* Given instruction *
Faithfully return all lines, omitting every embedded picture.

* Excerpted data *
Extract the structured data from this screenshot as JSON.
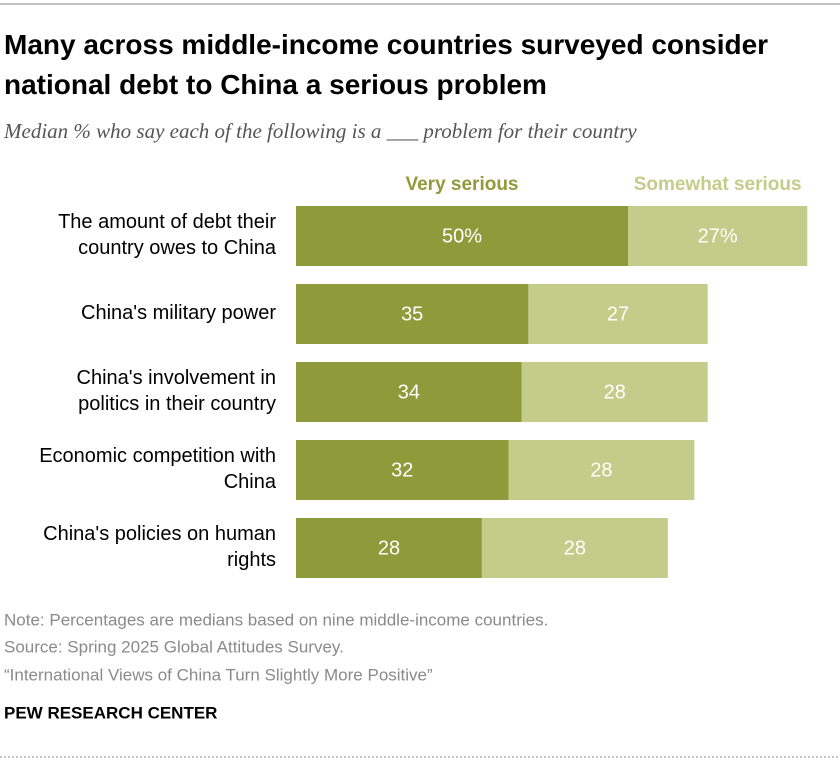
{
  "chart_data": {
    "type": "stacked-bar",
    "title": "Many across middle-income countries surveyed consider national debt to China a serious problem",
    "subtitle": "Median % who say each of the following is a ___ problem for their country",
    "categories": [
      "The amount of debt their country owes to China",
      "China's military power",
      "China's involvement in politics in their country",
      "Economic competition with China",
      "China's policies on human rights"
    ],
    "series": [
      {
        "name": "Very serious",
        "color": "#8f9b3b",
        "values": [
          50,
          35,
          34,
          32,
          28
        ],
        "value_labels": [
          "50%",
          "35",
          "34",
          "32",
          "28"
        ]
      },
      {
        "name": "Somewhat serious",
        "color": "#c3cc88",
        "values": [
          27,
          27,
          28,
          28,
          28
        ],
        "value_labels": [
          "27%",
          "27",
          "28",
          "28",
          "28"
        ]
      }
    ]
  },
  "notes": [
    "Note: Percentages are medians based on nine middle-income countries.",
    "Source: Spring 2025 Global Attitudes Survey.",
    "“International Views of China Turn Slightly More Positive”"
  ],
  "footer": "PEW RESEARCH CENTER"
}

* Reply to the exercise *
Extract the structured data from this screenshot as JSON.
{
  "chart_data": {
    "type": "stacked-bar",
    "title": "Many across middle-income countries surveyed consider national debt to China a serious problem",
    "subtitle": "Median % who say each of the following is a ___ problem for their country",
    "categories": [
      "The amount of debt their country owes to China",
      "China's military power",
      "China's involvement in politics in their country",
      "Economic competition with China",
      "China's policies on human rights"
    ],
    "series": [
      {
        "name": "Very serious",
        "color": "#8f9b3b",
        "values": [
          50,
          35,
          34,
          32,
          28
        ],
        "value_labels": [
          "50%",
          "35",
          "34",
          "32",
          "28"
        ]
      },
      {
        "name": "Somewhat serious",
        "color": "#c3cc88",
        "values": [
          27,
          27,
          28,
          28,
          28
        ],
        "value_labels": [
          "27%",
          "27",
          "28",
          "28",
          "28"
        ]
      }
    ]
  },
  "notes": [
    "Note: Percentages are medians based on nine middle-income countries.",
    "Source: Spring 2025 Global Attitudes Survey.",
    "“International Views of China Turn Slightly More Positive”"
  ],
  "footer": "PEW RESEARCH CENTER"
}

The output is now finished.